WHAT YOU WILL DO
What follows is a set of entries. Repeat them exactly, but not their pictures.

STORED DATA
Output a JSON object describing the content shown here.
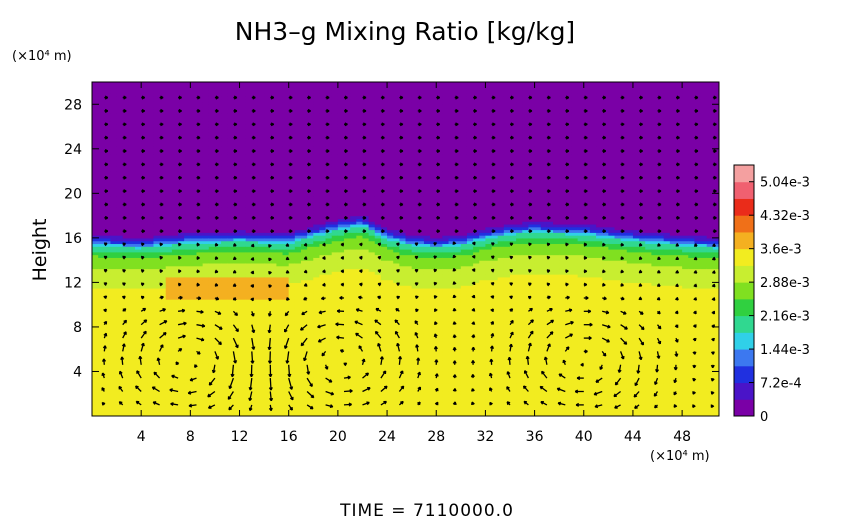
{
  "chart_data": {
    "type": "heatmap",
    "title": "NH3–g Mixing Ratio [kg/kg]",
    "ylabel": "Height",
    "x_unit": "(×10⁴ m)",
    "y_unit": "(×10⁴ m)",
    "xlim": [
      0,
      51
    ],
    "ylim": [
      0,
      30
    ],
    "x_ticks": [
      4,
      8,
      12,
      16,
      20,
      24,
      28,
      32,
      36,
      40,
      44,
      48
    ],
    "y_ticks": [
      4,
      8,
      12,
      16,
      20,
      24,
      28
    ],
    "x_tick_labels": [
      "4",
      "8",
      "12",
      "16",
      "20",
      "24",
      "28",
      "32",
      "36",
      "40",
      "44",
      "48"
    ],
    "y_tick_labels": [
      "4",
      "8",
      "12",
      "16",
      "20",
      "24",
      "28"
    ],
    "colorbar": {
      "range": [
        0,
        0.0054
      ],
      "tick_values": [
        0,
        0.00072,
        0.00144,
        0.00216,
        0.00288,
        0.0036,
        0.00432,
        0.00504
      ],
      "tick_labels": [
        "0",
        "7.2e-4",
        "1.44e-3",
        "2.16e-3",
        "2.88e-3",
        "3.6e-3",
        "4.32e-3",
        "5.04e-3"
      ],
      "colors": [
        "#7a00a6",
        "#4a14c8",
        "#2030e0",
        "#3c78f0",
        "#30d0e8",
        "#30d890",
        "#30d040",
        "#80e020",
        "#c8ee30",
        "#f2ec20",
        "#f4b020",
        "#f07018",
        "#ea2c1a",
        "#f06070",
        "#f4a0a0"
      ]
    },
    "field_profile": {
      "height": [
        0,
        4,
        8,
        10,
        12,
        14,
        15,
        16,
        16.5,
        17,
        18,
        30
      ],
      "mixing_ratio": [
        0.0035,
        0.0035,
        0.0035,
        0.0034,
        0.0033,
        0.0029,
        0.0026,
        0.0018,
        0.0009,
        0.0003,
        0.0,
        0.0
      ]
    },
    "cloud_top_height": [
      {
        "x": 0,
        "y": 15.8
      },
      {
        "x": 4,
        "y": 15.6
      },
      {
        "x": 8,
        "y": 16.0
      },
      {
        "x": 12,
        "y": 16.2
      },
      {
        "x": 16,
        "y": 16.0
      },
      {
        "x": 18,
        "y": 16.6
      },
      {
        "x": 20,
        "y": 17.2
      },
      {
        "x": 22,
        "y": 17.6
      },
      {
        "x": 24,
        "y": 16.4
      },
      {
        "x": 26,
        "y": 15.8
      },
      {
        "x": 28,
        "y": 15.6
      },
      {
        "x": 30,
        "y": 15.8
      },
      {
        "x": 32,
        "y": 16.4
      },
      {
        "x": 34,
        "y": 16.8
      },
      {
        "x": 36,
        "y": 17.0
      },
      {
        "x": 40,
        "y": 16.8
      },
      {
        "x": 44,
        "y": 16.2
      },
      {
        "x": 48,
        "y": 15.8
      },
      {
        "x": 51,
        "y": 15.6
      }
    ],
    "enhanced_region": {
      "x_range": [
        6,
        16
      ],
      "y_range": [
        10.5,
        12.5
      ],
      "mixing_ratio": 0.0038
    },
    "circulation_cells": [
      {
        "x": 8,
        "y": 5,
        "sense": "clockwise"
      },
      {
        "x": 20,
        "y": 5,
        "sense": "counterclockwise"
      },
      {
        "x": 40,
        "y": 5,
        "sense": "clockwise"
      }
    ]
  },
  "footer": {
    "time_label": "TIME  =  7110000.0"
  }
}
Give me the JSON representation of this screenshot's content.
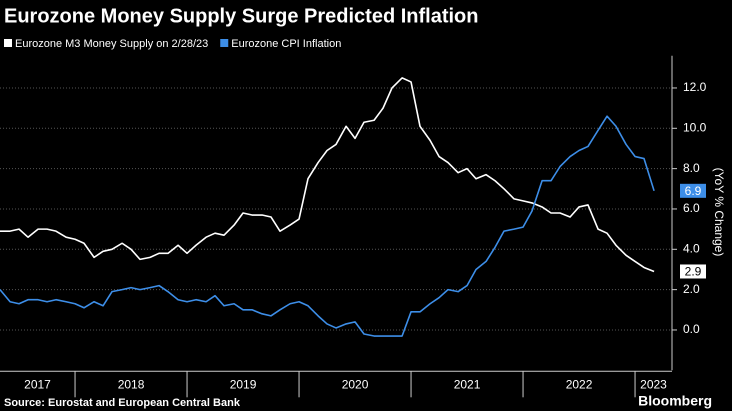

ANSWER
Output a JSON object describing the content shown here.
{
  "chart_data": {
    "type": "heatmap",
    "title": "NH3–g Mixing Ratio [kg/kg]",
    "ylabel": "Height",
    "x_unit": "(×10⁴ m)",
    "y_unit": "(×10⁴ m)",
    "xlim": [
      0,
      51
    ],
    "ylim": [
      0,
      30
    ],
    "x_ticks": [
      4,
      8,
      12,
      16,
      20,
      24,
      28,
      32,
      36,
      40,
      44,
      48
    ],
    "y_ticks": [
      4,
      8,
      12,
      16,
      20,
      24,
      28
    ],
    "x_tick_labels": [
      "4",
      "8",
      "12",
      "16",
      "20",
      "24",
      "28",
      "32",
      "36",
      "40",
      "44",
      "48"
    ],
    "y_tick_labels": [
      "4",
      "8",
      "12",
      "16",
      "20",
      "24",
      "28"
    ],
    "colorbar": {
      "range": [
        0,
        0.0054
      ],
      "tick_values": [
        0,
        0.00072,
        0.00144,
        0.00216,
        0.00288,
        0.0036,
        0.00432,
        0.00504
      ],
      "tick_labels": [
        "0",
        "7.2e-4",
        "1.44e-3",
        "2.16e-3",
        "2.88e-3",
        "3.6e-3",
        "4.32e-3",
        "5.04e-3"
      ],
      "colors": [
        "#7a00a6",
        "#4a14c8",
        "#2030e0",
        "#3c78f0",
        "#30d0e8",
        "#30d890",
        "#30d040",
        "#80e020",
        "#c8ee30",
        "#f2ec20",
        "#f4b020",
        "#f07018",
        "#ea2c1a",
        "#f06070",
        "#f4a0a0"
      ]
    },
    "field_profile": {
      "height": [
        0,
        4,
        8,
        10,
        12,
        14,
        15,
        16,
        16.5,
        17,
        18,
        30
      ],
      "mixing_ratio": [
        0.0035,
        0.0035,
        0.0035,
        0.0034,
        0.0033,
        0.0029,
        0.0026,
        0.0018,
        0.0009,
        0.0003,
        0.0,
        0.0
      ]
    },
    "cloud_top_height": [
      {
        "x": 0,
        "y": 15.8
      },
      {
        "x": 4,
        "y": 15.6
      },
      {
        "x": 8,
        "y": 16.0
      },
      {
        "x": 12,
        "y": 16.2
      },
      {
        "x": 16,
        "y": 16.0
      },
      {
        "x": 18,
        "y": 16.6
      },
      {
        "x": 20,
        "y": 17.2
      },
      {
        "x": 22,
        "y": 17.6
      },
      {
        "x": 24,
        "y": 16.4
      },
      {
        "x": 26,
        "y": 15.8
      },
      {
        "x": 28,
        "y": 15.6
      },
      {
        "x": 30,
        "y": 15.8
      },
      {
        "x": 32,
        "y": 16.4
      },
      {
        "x": 34,
        "y": 16.8
      },
      {
        "x": 36,
        "y": 17.0
      },
      {
        "x": 40,
        "y": 16.8
      },
      {
        "x": 44,
        "y": 16.2
      },
      {
        "x": 48,
        "y": 15.8
      },
      {
        "x": 51,
        "y": 15.6
      }
    ],
    "enhanced_region": {
      "x_range": [
        6,
        16
      ],
      "y_range": [
        10.5,
        12.5
      ],
      "mixing_ratio": 0.0038
    },
    "circulation_cells": [
      {
        "x": 8,
        "y": 5,
        "sense": "clockwise"
      },
      {
        "x": 20,
        "y": 5,
        "sense": "counterclockwise"
      },
      {
        "x": 40,
        "y": 5,
        "sense": "clockwise"
      }
    ]
  },
  "footer": {
    "time_label": "TIME  =  7110000.0"
  }
}
Give me the JSON representation of this screenshot's content.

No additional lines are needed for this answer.